What to produce:
Please print the full listing exactly.

==== Listed records

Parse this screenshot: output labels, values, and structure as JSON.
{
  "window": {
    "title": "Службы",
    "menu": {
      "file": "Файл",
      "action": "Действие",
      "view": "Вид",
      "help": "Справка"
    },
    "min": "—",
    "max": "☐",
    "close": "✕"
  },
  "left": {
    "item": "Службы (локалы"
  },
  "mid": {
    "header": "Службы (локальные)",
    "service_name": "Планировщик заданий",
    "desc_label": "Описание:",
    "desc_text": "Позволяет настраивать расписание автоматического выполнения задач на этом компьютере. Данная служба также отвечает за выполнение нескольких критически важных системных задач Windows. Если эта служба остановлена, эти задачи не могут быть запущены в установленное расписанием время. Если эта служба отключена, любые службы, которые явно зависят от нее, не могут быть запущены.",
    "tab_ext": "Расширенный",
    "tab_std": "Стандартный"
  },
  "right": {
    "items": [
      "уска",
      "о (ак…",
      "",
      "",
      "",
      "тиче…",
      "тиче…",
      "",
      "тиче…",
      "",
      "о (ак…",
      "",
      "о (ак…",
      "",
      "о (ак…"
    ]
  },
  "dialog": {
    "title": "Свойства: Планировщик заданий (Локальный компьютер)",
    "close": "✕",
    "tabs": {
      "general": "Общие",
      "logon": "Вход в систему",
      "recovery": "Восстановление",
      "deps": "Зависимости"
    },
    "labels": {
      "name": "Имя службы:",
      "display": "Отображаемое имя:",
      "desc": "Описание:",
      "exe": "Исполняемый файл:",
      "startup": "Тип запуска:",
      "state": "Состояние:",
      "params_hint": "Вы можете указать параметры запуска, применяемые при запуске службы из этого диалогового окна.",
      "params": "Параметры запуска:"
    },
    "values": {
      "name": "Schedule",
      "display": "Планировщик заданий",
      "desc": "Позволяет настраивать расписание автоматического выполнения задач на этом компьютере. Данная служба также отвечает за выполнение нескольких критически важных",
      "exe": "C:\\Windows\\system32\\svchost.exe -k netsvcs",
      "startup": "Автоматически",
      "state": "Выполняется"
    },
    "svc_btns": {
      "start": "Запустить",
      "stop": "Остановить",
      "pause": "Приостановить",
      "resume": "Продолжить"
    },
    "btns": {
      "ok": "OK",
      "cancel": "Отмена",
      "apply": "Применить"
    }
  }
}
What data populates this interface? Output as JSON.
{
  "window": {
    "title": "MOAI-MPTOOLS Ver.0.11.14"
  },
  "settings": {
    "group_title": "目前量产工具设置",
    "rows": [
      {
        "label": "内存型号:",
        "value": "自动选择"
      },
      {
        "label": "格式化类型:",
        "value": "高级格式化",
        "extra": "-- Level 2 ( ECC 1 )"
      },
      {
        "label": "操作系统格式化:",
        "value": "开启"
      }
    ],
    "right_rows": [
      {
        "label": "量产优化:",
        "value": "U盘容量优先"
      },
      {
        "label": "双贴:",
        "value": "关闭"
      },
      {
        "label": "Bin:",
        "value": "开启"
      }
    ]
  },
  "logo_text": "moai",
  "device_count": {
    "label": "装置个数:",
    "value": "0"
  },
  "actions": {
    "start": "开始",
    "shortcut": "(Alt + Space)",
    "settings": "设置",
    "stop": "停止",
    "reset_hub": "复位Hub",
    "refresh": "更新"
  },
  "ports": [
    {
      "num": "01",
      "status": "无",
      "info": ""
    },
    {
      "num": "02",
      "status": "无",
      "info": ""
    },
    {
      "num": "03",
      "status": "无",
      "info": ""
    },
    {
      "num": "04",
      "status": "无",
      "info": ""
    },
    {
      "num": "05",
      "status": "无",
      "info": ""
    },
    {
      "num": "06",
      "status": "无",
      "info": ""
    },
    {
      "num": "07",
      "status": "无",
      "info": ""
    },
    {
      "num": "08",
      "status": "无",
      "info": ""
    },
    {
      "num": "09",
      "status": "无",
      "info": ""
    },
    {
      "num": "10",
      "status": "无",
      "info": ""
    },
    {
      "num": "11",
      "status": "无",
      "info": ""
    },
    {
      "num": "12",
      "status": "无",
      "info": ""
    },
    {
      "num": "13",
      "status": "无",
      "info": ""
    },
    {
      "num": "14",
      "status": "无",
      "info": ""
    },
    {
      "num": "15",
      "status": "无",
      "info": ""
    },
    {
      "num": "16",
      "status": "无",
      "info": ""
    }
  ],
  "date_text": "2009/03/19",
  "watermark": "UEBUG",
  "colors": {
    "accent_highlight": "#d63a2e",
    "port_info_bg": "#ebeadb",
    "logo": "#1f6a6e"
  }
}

========

Answer in full:
Parse this screenshot: output labels, values, and structure as JSON.
{
  "window": {
    "title": "Службы",
    "menu": {
      "file": "Файл",
      "action": "Действие",
      "view": "Вид",
      "help": "Справка"
    },
    "min": "—",
    "max": "☐",
    "close": "✕"
  },
  "left": {
    "item": "Службы (локалы"
  },
  "mid": {
    "header": "Службы (локальные)",
    "service_name": "Планировщик заданий",
    "desc_label": "Описание:",
    "desc_text": "Позволяет настраивать расписание автоматического выполнения задач на этом компьютере. Данная служба также отвечает за выполнение нескольких критически важных системных задач Windows. Если эта служба остановлена, эти задачи не могут быть запущены в установленное расписанием время. Если эта служба отключена, любые службы, которые явно зависят от нее, не могут быть запущены.",
    "tab_ext": "Расширенный",
    "tab_std": "Стандартный"
  },
  "right": {
    "items": [
      "уска",
      "о (ак…",
      "",
      "",
      "",
      "тиче…",
      "тиче…",
      "",
      "тиче…",
      "",
      "о (ак…",
      "",
      "о (ак…",
      "",
      "о (ак…"
    ]
  },
  "dialog": {
    "title": "Свойства: Планировщик заданий (Локальный компьютер)",
    "close": "✕",
    "tabs": {
      "general": "Общие",
      "logon": "Вход в систему",
      "recovery": "Восстановление",
      "deps": "Зависимости"
    },
    "labels": {
      "name": "Имя службы:",
      "display": "Отображаемое имя:",
      "desc": "Описание:",
      "exe": "Исполняемый файл:",
      "startup": "Тип запуска:",
      "state": "Состояние:",
      "params_hint": "Вы можете указать параметры запуска, применяемые при запуске службы из этого диалогового окна.",
      "params": "Параметры запуска:"
    },
    "values": {
      "name": "Schedule",
      "display": "Планировщик заданий",
      "desc": "Позволяет настраивать расписание автоматического выполнения задач на этом компьютере. Данная служба также отвечает за выполнение нескольких критически важных",
      "exe": "C:\\Windows\\system32\\svchost.exe -k netsvcs",
      "startup": "Автоматически",
      "state": "Выполняется"
    },
    "svc_btns": {
      "start": "Запустить",
      "stop": "Остановить",
      "pause": "Приостановить",
      "resume": "Продолжить"
    },
    "btns": {
      "ok": "OK",
      "cancel": "Отмена",
      "apply": "Применить"
    }
  }
}
What data populates this interface? Output as JSON.
{
  "window": {
    "title": "MOAI-MPTOOLS Ver.0.11.14"
  },
  "settings": {
    "group_title": "目前量产工具设置",
    "rows": [
      {
        "label": "内存型号:",
        "value": "自动选择"
      },
      {
        "label": "格式化类型:",
        "value": "高级格式化",
        "extra": "-- Level 2 ( ECC 1 )"
      },
      {
        "label": "操作系统格式化:",
        "value": "开启"
      }
    ],
    "right_rows": [
      {
        "label": "量产优化:",
        "value": "U盘容量优先"
      },
      {
        "label": "双贴:",
        "value": "关闭"
      },
      {
        "label": "Bin:",
        "value": "开启"
      }
    ]
  },
  "logo_text": "moai",
  "device_count": {
    "label": "装置个数:",
    "value": "0"
  },
  "actions": {
    "start": "开始",
    "shortcut": "(Alt + Space)",
    "settings": "设置",
    "stop": "停止",
    "reset_hub": "复位Hub",
    "refresh": "更新"
  },
  "ports": [
    {
      "num": "01",
      "status": "无",
      "info": ""
    },
    {
      "num": "02",
      "status": "无",
      "info": ""
    },
    {
      "num": "03",
      "status": "无",
      "info": ""
    },
    {
      "num": "04",
      "status": "无",
      "info": ""
    },
    {
      "num": "05",
      "status": "无",
      "info": ""
    },
    {
      "num": "06",
      "status": "无",
      "info": ""
    },
    {
      "num": "07",
      "status": "无",
      "info": ""
    },
    {
      "num": "08",
      "status": "无",
      "info": ""
    },
    {
      "num": "09",
      "status": "无",
      "info": ""
    },
    {
      "num": "10",
      "status": "无",
      "info": ""
    },
    {
      "num": "11",
      "status": "无",
      "info": ""
    },
    {
      "num": "12",
      "status": "无",
      "info": ""
    },
    {
      "num": "13",
      "status": "无",
      "info": ""
    },
    {
      "num": "14",
      "status": "无",
      "info": ""
    },
    {
      "num": "15",
      "status": "无",
      "info": ""
    },
    {
      "num": "16",
      "status": "无",
      "info": ""
    }
  ],
  "date_text": "2009/03/19",
  "watermark": "UEBUG",
  "colors": {
    "accent_highlight": "#d63a2e",
    "port_info_bg": "#ebeadb",
    "logo": "#1f6a6e"
  }
}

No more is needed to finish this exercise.